### Selection
####

# Hold'e & Hit'Em Club BBQ



## speckledred (Jun 1, 2004)

Just posted a link for our 24th Annual BBQ in upcomming events. Come join us January 14, 2011 thru January 16, 2011.

www.hhclub.org


----------



## jefull77 (Jul 5, 2007)

Where is the cookoff going to be located at?


----------



## speckledred (Jun 1, 2004)

Houston Farm & Ranch Club on Hwy 6 north of I-10 W about 1.5 miles.

Right before the entrance to Bear Creek Golf World.


----------



## Drew_Smoke (May 21, 2004)

BFAM cookers are all signed up.

Has Johnny Trigg signed up again this year? Y'all need to have an auction and see about him being the auctioneer. THAT would be a hit.

We had a blast last year even though we froze hard!

I believe it's $10 for adults and $5 for kids to get in. Do yourself a favor and bring some tip money for the rickashaw guy. You'll thank me later.


----------



## bigl (Mar 3, 2008)

I will be there cooking for the Bad Girls Gone Wild. Brian Slaven (The Texas Gourmet) will be cooking specialty items with us, I look forward to cooking with him also.
I hope to see Johnny Trigg there.


----------



## Tiny (Dec 19, 2006)

It will be froze HARD again this year as well..


----------



## speckledred (Jun 1, 2004)

Tiny we hope the freeze won't get us again but the what's a BBQ without a little weather. The rest get signed up and we will see you out there. On Friday night the HHC Club has a little event in the arena where we "pin" our new "candidates" for their 18 months of "training" where our so to be new members are presented their new class theme material from their "Mutha" which you will see when they pick up the garbage during the BBQ and all are welcome to watch this little show. Just ask for the "pinning time" from any of our membership when you get on site. It's generally 7 or 8 pm in the arena.

Registration is still open for this fine BBQ event. Spaces have been rearranged to accommodate over 135+ competitors with your standard large space. We are filling up fast so come join the fun and win some money. 

We also have our Kid's Q returning for our little chefs.

BBQ for the Kids!


----------



## bigl (Mar 3, 2008)

The low for Friday is about 50 as of the last report.


----------



## fjm308 (May 1, 2006)

Sounds like fun! Do you have to know some one to get some q like the Houston cook off?


----------



## speckledred (Jun 1, 2004)

####

### Listed entries
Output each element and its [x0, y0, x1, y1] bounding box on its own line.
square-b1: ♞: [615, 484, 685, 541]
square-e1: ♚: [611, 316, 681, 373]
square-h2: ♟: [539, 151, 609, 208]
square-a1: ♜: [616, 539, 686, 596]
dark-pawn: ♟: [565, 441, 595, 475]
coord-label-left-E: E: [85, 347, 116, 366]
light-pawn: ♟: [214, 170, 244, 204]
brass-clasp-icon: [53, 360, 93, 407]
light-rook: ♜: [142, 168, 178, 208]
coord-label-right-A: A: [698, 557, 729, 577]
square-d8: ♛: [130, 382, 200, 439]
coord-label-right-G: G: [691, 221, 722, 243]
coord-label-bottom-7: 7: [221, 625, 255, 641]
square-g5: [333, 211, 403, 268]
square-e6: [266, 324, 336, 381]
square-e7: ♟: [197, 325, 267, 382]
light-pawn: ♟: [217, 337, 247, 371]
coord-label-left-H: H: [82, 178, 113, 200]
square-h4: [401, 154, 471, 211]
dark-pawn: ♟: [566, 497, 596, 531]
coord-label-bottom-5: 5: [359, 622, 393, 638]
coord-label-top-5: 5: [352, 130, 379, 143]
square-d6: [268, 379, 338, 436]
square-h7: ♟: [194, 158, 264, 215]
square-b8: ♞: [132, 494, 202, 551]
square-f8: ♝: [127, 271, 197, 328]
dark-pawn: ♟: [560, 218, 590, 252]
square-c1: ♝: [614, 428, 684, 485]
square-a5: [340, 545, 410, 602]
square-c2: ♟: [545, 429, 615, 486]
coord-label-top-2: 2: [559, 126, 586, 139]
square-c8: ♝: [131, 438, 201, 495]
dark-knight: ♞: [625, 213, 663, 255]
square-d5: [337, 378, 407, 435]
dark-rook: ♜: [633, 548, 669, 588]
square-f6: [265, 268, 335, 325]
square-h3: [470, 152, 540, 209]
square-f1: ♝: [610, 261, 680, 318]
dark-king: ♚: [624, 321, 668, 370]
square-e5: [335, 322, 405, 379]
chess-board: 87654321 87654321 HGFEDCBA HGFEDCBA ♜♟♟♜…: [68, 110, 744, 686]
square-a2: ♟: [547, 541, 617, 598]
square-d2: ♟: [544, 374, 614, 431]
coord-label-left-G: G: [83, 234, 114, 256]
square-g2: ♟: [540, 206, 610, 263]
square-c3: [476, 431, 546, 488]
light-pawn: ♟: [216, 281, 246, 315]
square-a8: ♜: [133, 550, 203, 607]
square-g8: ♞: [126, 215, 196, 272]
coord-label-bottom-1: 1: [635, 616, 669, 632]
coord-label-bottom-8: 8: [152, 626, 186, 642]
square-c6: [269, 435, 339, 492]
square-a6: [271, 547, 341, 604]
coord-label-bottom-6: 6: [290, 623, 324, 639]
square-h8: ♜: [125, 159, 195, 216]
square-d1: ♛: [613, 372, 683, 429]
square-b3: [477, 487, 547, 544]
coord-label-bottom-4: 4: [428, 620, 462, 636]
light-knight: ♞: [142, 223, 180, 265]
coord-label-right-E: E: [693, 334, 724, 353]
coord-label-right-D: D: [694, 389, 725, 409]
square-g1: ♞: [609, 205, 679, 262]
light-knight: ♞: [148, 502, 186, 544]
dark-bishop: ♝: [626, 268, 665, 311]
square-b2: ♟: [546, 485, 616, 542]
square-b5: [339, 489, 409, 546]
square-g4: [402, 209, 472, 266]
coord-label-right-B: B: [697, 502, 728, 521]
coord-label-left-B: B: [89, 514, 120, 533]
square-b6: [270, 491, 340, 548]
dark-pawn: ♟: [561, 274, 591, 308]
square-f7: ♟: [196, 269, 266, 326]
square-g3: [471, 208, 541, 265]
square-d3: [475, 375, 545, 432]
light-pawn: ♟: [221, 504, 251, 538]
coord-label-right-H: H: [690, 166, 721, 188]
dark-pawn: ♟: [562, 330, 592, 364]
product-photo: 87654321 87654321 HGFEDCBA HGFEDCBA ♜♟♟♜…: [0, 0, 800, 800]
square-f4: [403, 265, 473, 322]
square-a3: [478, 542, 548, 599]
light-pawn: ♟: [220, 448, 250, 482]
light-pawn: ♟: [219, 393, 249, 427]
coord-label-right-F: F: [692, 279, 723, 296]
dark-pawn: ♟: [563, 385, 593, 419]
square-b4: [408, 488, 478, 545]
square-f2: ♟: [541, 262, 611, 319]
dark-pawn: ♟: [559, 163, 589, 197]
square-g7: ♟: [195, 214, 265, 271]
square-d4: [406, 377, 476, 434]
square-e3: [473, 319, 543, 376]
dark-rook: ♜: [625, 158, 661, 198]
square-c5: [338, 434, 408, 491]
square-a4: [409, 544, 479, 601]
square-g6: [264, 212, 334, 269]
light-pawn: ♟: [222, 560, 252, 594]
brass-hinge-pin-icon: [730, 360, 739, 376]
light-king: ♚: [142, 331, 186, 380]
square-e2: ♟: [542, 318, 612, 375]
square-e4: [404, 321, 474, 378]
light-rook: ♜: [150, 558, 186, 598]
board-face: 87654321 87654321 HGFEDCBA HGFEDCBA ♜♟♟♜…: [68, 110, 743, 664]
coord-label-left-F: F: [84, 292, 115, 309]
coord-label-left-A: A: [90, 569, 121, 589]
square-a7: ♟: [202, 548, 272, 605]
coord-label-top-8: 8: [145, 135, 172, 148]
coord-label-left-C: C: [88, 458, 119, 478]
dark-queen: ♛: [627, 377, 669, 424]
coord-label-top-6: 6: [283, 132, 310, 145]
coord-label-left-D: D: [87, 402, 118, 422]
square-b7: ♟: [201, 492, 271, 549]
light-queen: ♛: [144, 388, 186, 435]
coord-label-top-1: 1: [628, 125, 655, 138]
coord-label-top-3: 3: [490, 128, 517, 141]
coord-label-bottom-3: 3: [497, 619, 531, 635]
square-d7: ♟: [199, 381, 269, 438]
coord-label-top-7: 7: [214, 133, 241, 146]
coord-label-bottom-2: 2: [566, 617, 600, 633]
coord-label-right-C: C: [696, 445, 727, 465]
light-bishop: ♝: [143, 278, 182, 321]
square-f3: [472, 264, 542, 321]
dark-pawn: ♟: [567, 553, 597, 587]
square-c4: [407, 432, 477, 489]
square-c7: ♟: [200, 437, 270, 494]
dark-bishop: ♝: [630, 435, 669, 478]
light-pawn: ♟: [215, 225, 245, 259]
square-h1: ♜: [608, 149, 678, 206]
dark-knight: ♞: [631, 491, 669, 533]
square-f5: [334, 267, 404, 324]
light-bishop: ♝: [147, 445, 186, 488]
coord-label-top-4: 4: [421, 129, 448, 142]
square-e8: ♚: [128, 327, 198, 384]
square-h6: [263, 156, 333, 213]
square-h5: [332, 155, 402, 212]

####

### Written instruction 1
Convert the records into a Markdown table with columns Row and Line, starting at the first line of the records and ending after the line that contains "brass-clasp-icon: [53, 360, 93, 407]", with both included. Number each row and leave out blank lines.
### Written instruction 2
Continue the BBQ cookoff thread from where it stops.

### Written response 1
| Row | Line |
|---|---|
| 1 | Output each element and its [x0, y0, x1, y1] bounding box on its own line. |
| 2 | square-b1: ♞: [615, 484, 685, 541] |
| 3 | square-e1: ♚: [611, 316, 681, 373] |
| 4 | square-h2: ♟: [539, 151, 609, 208] |
| 5 | square-a1: ♜: [616, 539, 686, 596] |
| 6 | dark-pawn: ♟: [565, 441, 595, 475] |
| 7 | coord-label-left-E: E: [85, 347, 116, 366] |
| 8 | light-pawn: ♟: [214, 170, 244, 204] |
| 9 | brass-clasp-icon: [53, 360, 93, 407] |

### Written response 2
Always an advantage to have an inside track with a team but not entirely the case as many folks welcome a visitor.


----------



## jefull77 (Jul 5, 2007)

Real Deal Cookers will be out there.... looking forward to meeting some great 2coolers and cooking up some great BBQ!!!!!


----------



## speckledred (Jun 1, 2004)

Spaces are marked. Electrical is in place. We with HHC are ready for you cookers. Weather is going to be more mild than we thought and certainly better than last year. So let's start cooking for the kids.


----------



## Drew_Smoke (May 21, 2004)

speckledred said:


> Spaces are marked. Electrical is in place. We with HHC are ready for you cookers. Weather is going to be more mild than we thought and certainly better than last year. So let's start cooking for the kids.


We are ready...had our last meeting before the cookoff at BWW last night.

Any word on if Smokin' Triggers is entered again this year??


----------



## speckledred (Jun 1, 2004)

BBQ is on! Had to leave this morning for work with lots on my plate( pun intended). Thank to all that joined us and there's plenty of time to join us and visit with some great folks. Kids Que is firing up for the little chefs. BBQing for the kids!


----------



## Drew_Smoke (May 21, 2004)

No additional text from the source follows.